### Task material
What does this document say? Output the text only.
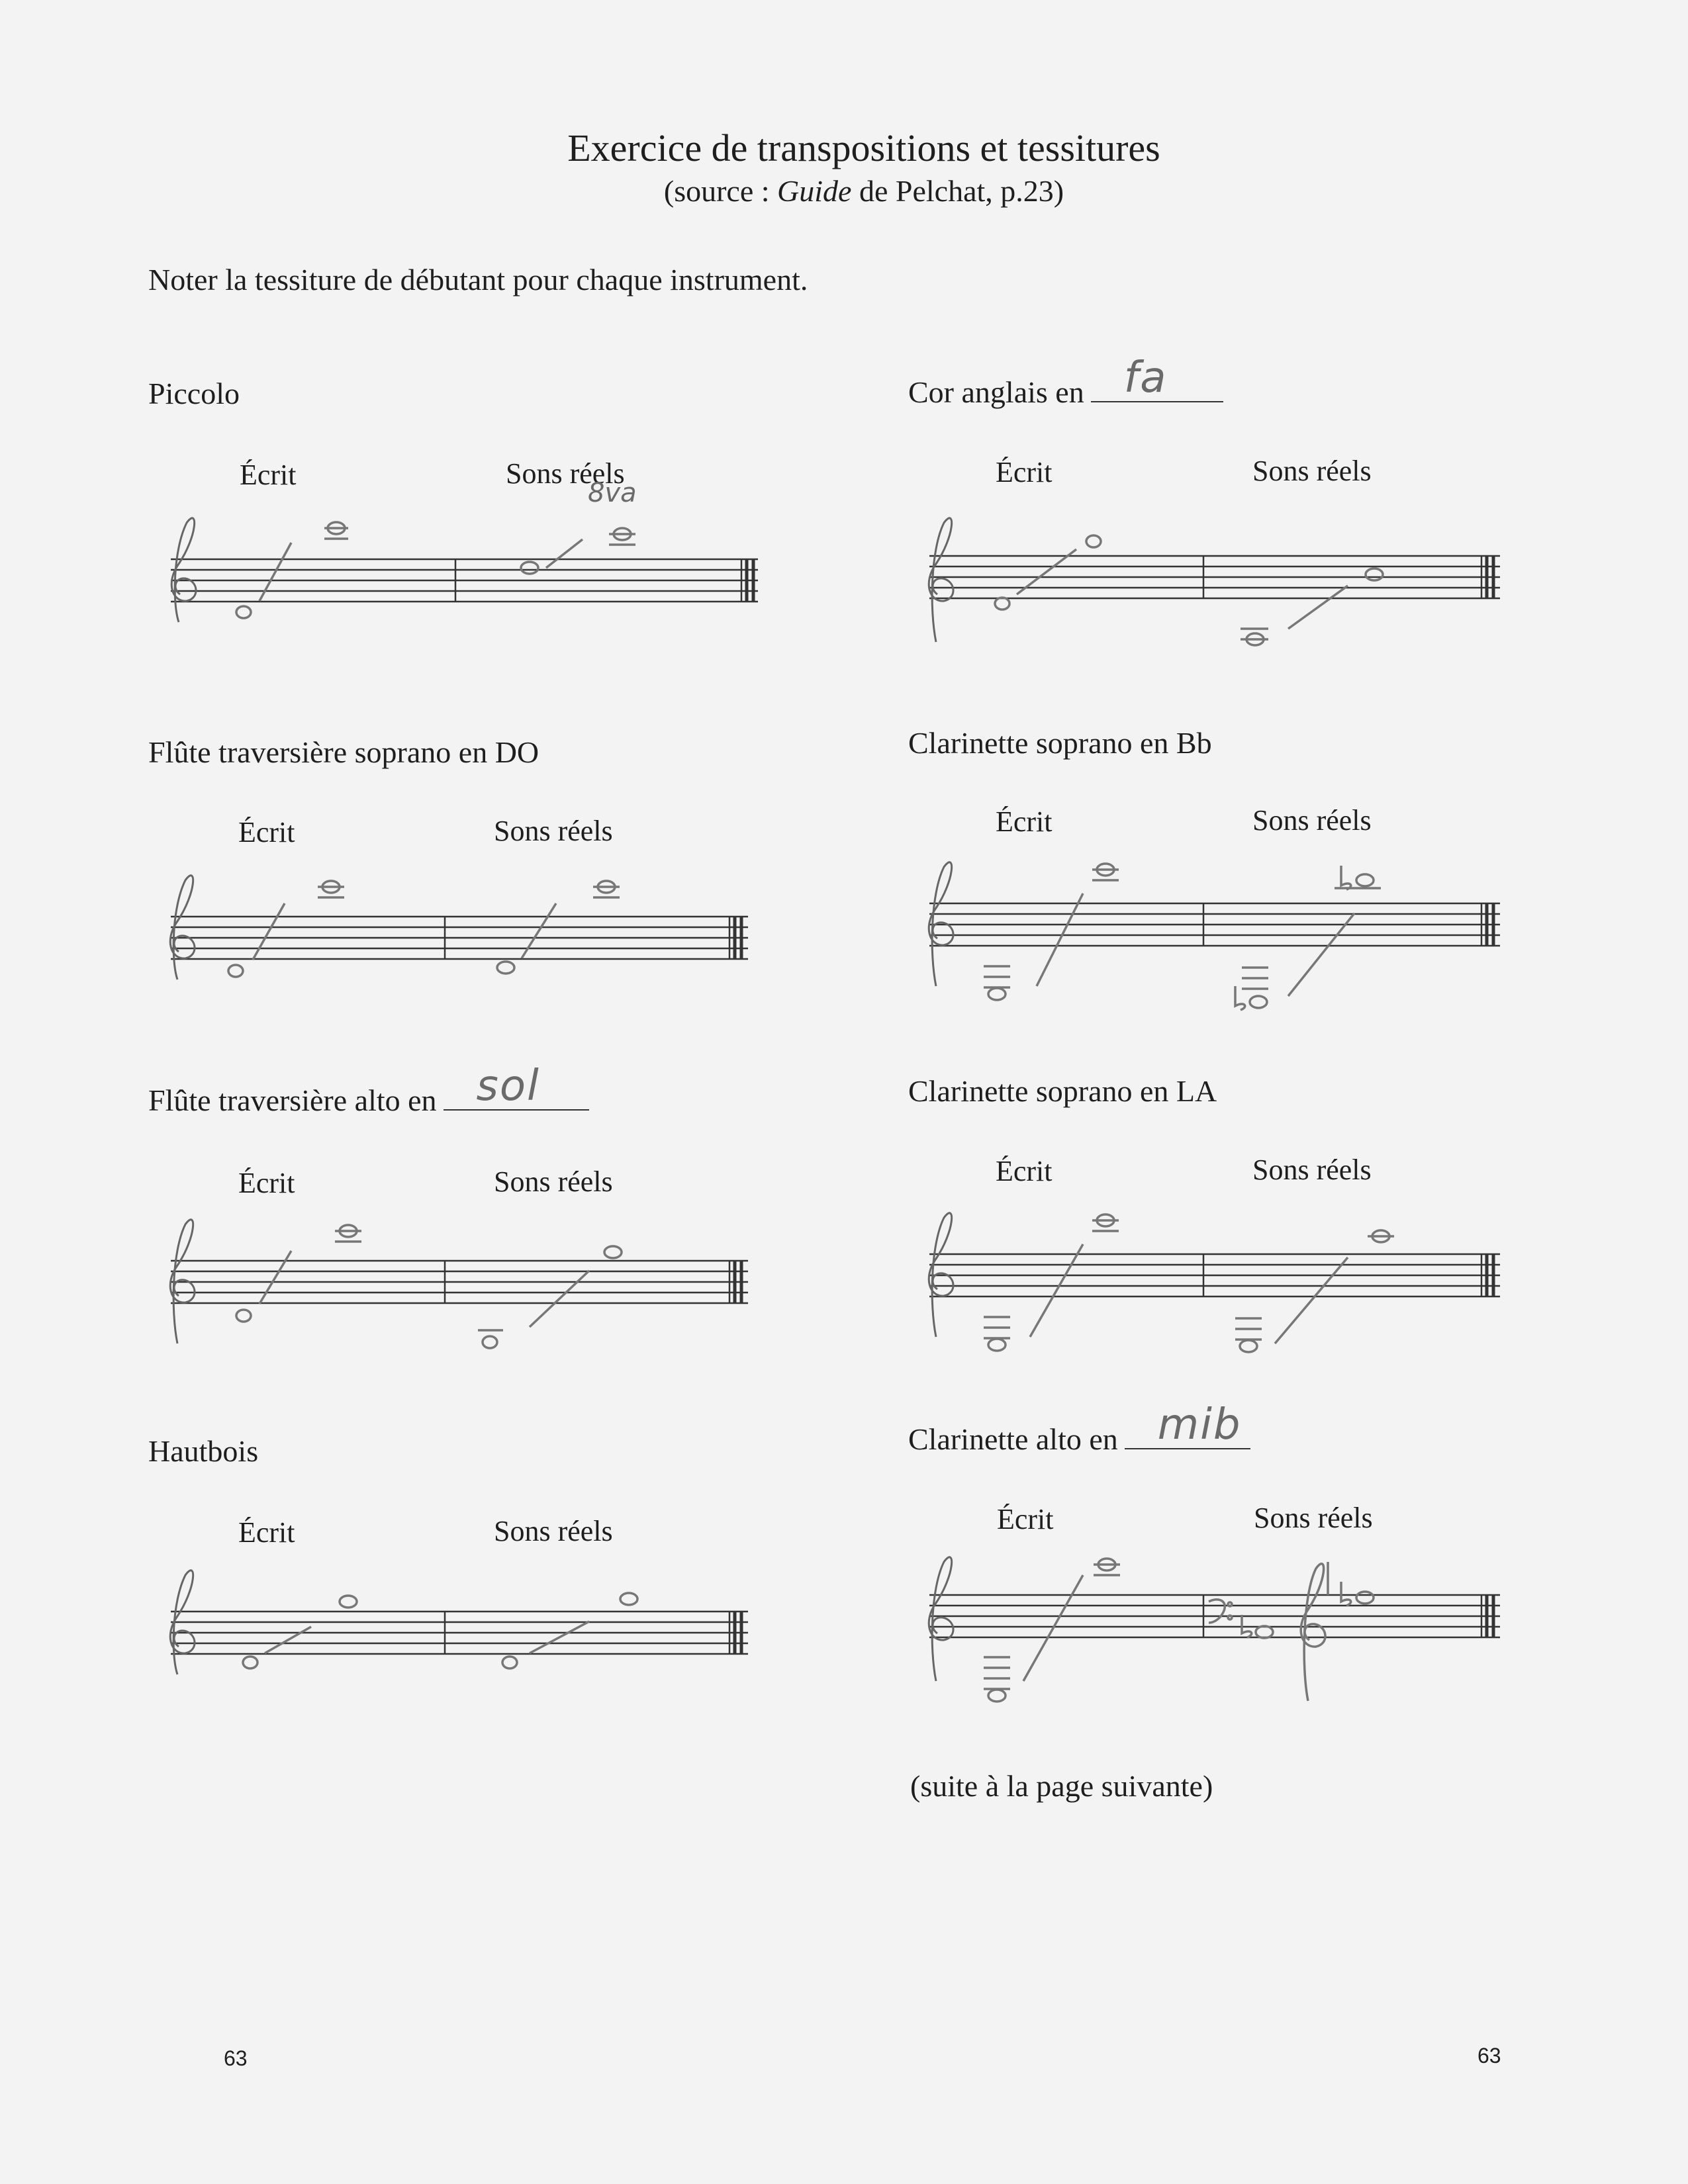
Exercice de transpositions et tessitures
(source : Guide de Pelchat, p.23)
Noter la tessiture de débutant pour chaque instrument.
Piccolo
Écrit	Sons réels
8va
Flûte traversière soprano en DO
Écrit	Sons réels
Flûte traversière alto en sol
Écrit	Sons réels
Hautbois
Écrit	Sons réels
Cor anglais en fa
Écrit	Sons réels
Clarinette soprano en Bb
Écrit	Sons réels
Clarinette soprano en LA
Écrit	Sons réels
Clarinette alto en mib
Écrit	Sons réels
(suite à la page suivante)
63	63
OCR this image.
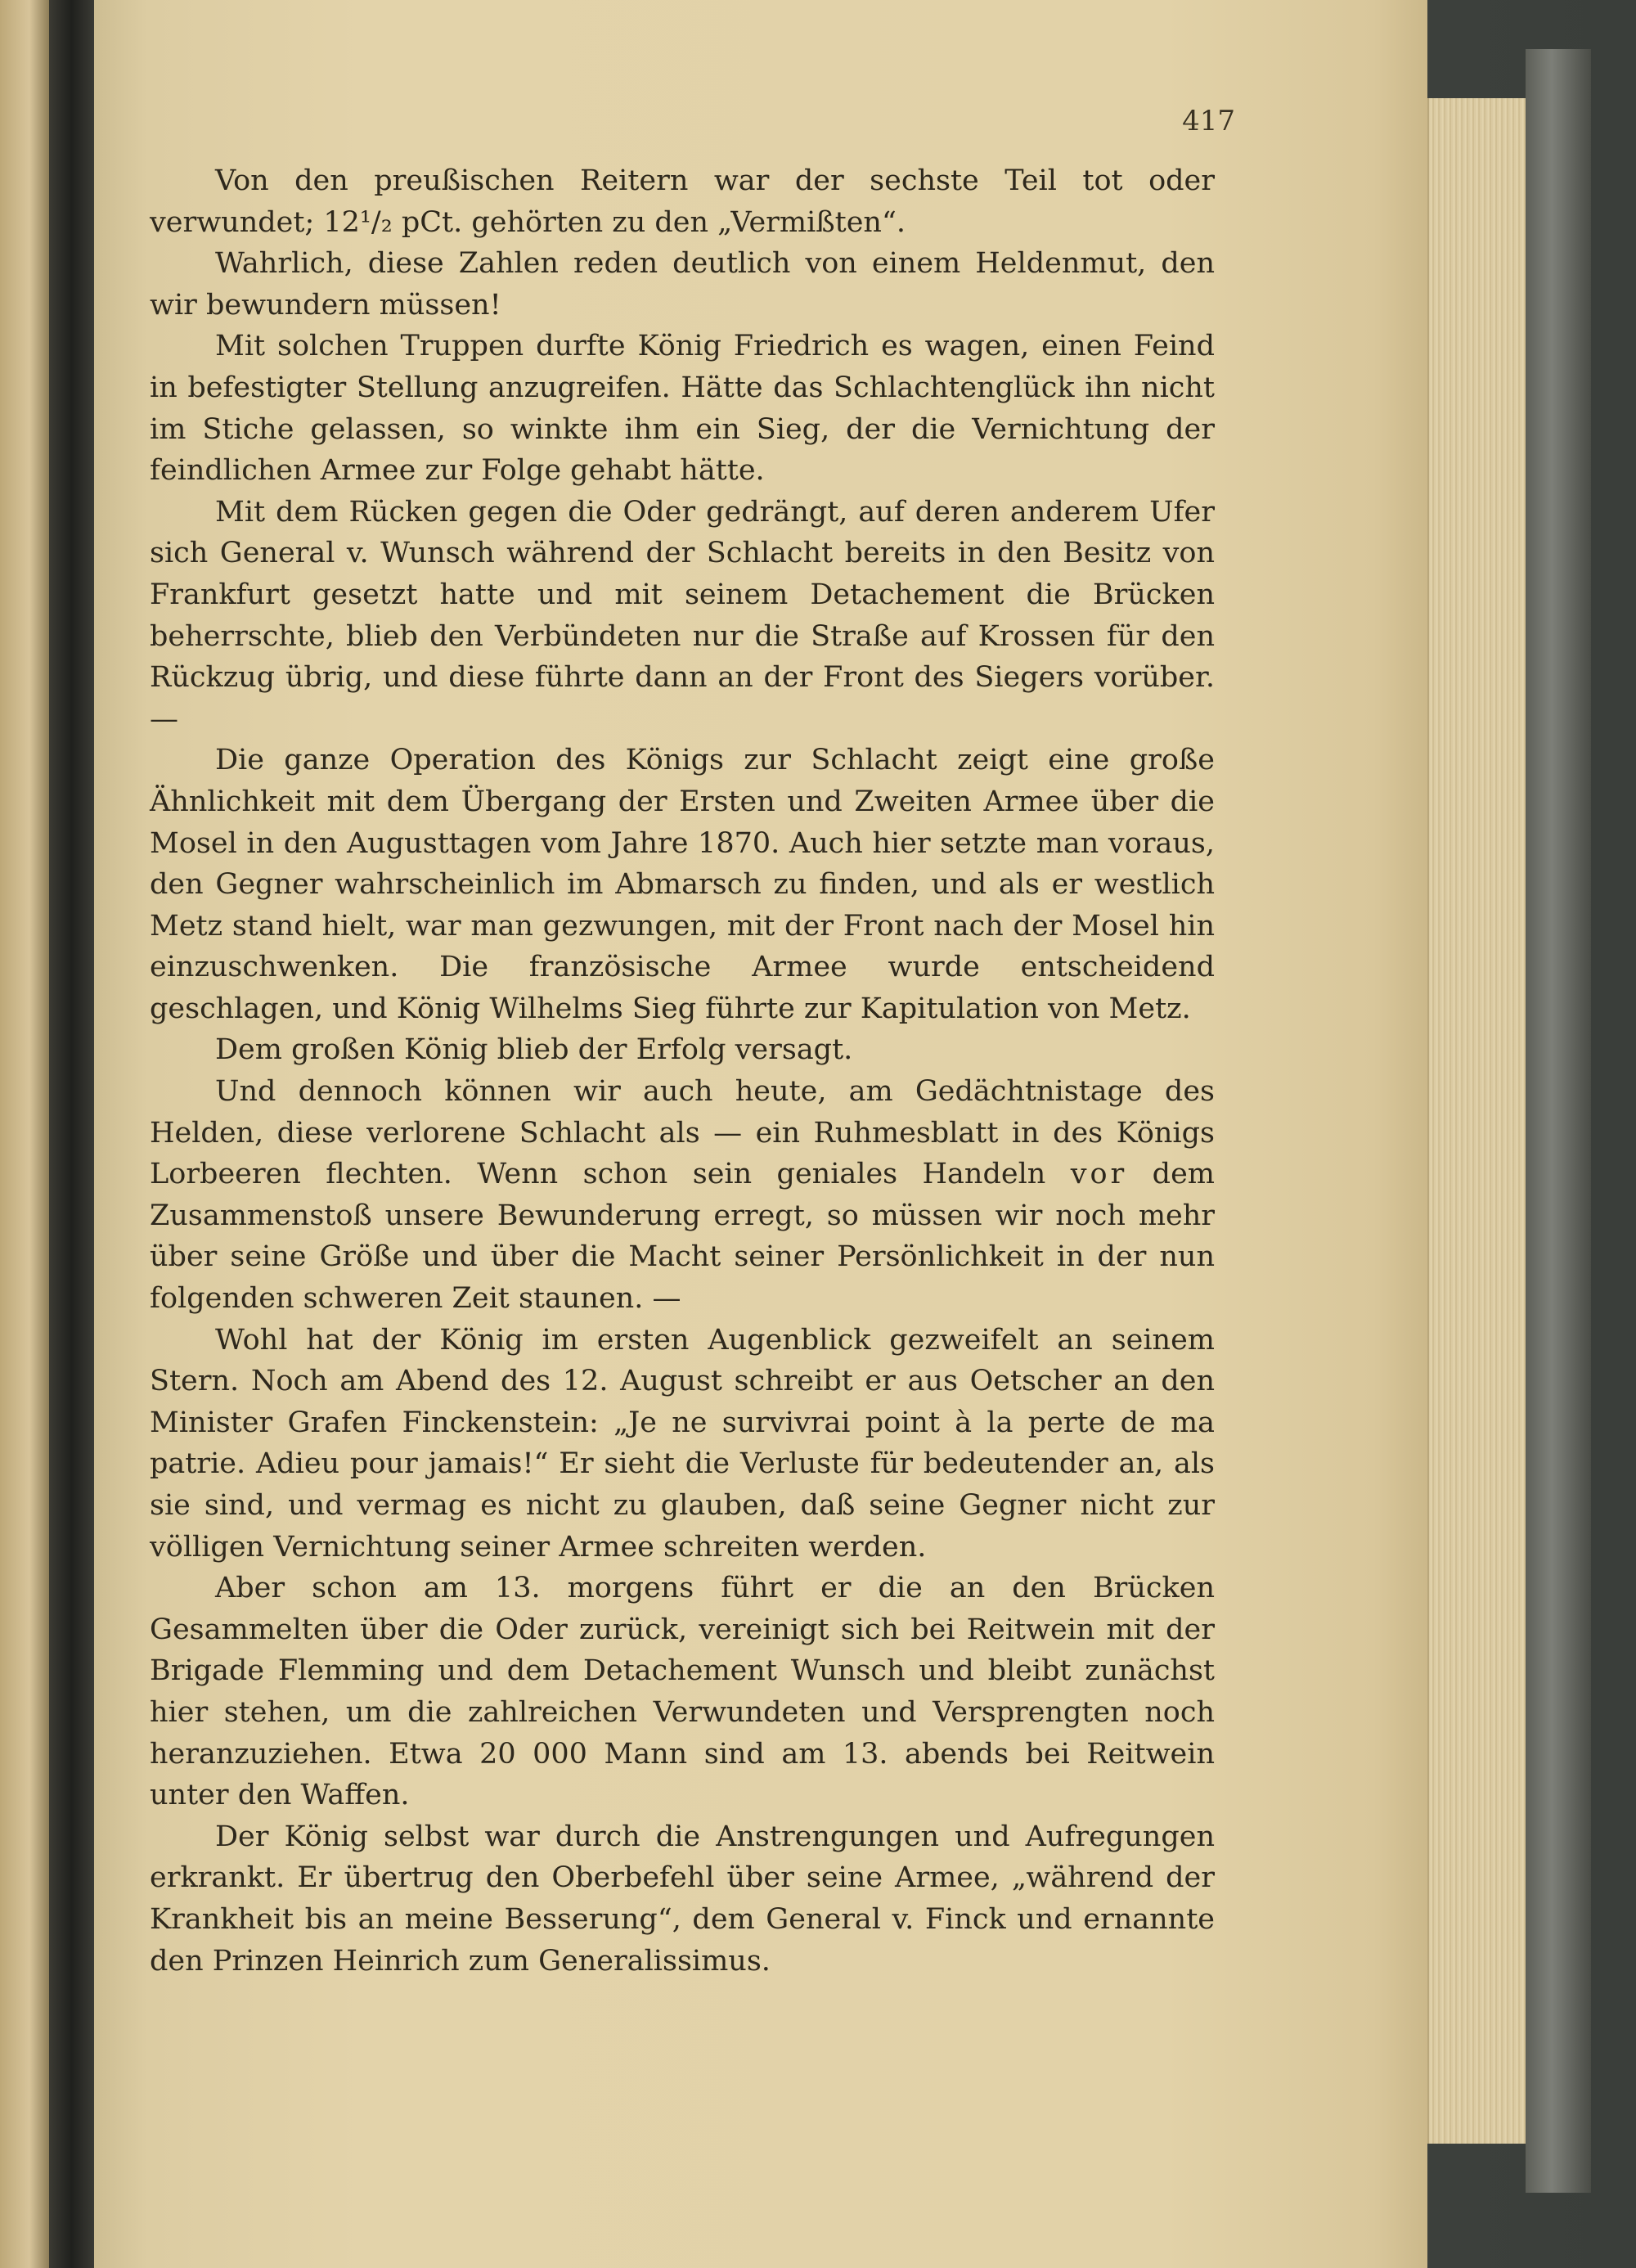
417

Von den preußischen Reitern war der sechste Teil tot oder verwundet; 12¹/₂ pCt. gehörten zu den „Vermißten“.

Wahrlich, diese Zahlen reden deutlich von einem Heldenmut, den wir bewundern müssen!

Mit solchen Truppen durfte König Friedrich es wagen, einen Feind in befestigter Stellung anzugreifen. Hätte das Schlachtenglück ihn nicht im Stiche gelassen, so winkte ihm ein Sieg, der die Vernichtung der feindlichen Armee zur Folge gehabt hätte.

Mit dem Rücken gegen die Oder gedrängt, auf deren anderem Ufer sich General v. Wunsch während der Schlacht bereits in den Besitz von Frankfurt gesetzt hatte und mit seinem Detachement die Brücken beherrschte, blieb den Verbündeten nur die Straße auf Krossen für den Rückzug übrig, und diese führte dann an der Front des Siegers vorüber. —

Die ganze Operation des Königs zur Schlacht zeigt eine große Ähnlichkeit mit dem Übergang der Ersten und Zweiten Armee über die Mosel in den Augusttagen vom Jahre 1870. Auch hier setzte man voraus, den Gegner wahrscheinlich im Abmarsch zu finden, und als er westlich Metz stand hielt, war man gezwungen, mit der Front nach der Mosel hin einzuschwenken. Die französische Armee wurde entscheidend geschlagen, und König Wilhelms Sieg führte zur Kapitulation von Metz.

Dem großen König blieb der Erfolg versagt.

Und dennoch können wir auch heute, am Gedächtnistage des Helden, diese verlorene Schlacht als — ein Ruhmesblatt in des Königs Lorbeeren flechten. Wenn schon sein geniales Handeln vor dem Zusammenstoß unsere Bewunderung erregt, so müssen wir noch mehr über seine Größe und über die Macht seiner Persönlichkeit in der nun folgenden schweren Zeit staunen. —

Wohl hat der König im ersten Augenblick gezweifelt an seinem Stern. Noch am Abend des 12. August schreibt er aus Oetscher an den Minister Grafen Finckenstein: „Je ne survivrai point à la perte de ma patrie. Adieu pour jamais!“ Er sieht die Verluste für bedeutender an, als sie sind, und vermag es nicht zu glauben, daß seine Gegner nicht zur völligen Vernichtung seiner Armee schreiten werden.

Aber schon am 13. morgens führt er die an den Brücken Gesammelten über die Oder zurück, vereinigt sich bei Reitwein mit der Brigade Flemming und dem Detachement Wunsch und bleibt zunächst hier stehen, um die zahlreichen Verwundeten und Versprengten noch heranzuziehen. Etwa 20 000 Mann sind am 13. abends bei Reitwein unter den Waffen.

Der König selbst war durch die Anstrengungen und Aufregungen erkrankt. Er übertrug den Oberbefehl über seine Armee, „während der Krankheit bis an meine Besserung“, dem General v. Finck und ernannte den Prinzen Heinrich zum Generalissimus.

### Task goal
Copy each line of the preceding data that contains the string "diese".

### Output for this exercise
Wahrlich, diese Zahlen reden deutlich von einem Heldenmut, den wir bewundern müssen!
Mit dem Rücken gegen die Oder gedrängt, auf deren anderem Ufer sich General v. Wunsch während der Schlacht bereits in den Besitz von Frankfurt gesetzt hatte und mit seinem Detachement die Brücken beherrschte, blieb den Verbündeten nur die Straße auf Krossen für den Rückzug übrig, und diese führte dann an der Front des Siegers vorüber. —
Und dennoch können wir auch heute, am Gedächtnistage des Helden, diese verlorene Schlacht als — ein Ruhmesblatt in des Königs Lorbeeren flechten. Wenn schon sein geniales Handeln vor dem Zusammenstoß unsere Bewunderung erregt, so müssen wir noch mehr über seine Größe und über die Macht seiner Persönlichkeit in der nun folgenden schweren Zeit staunen. —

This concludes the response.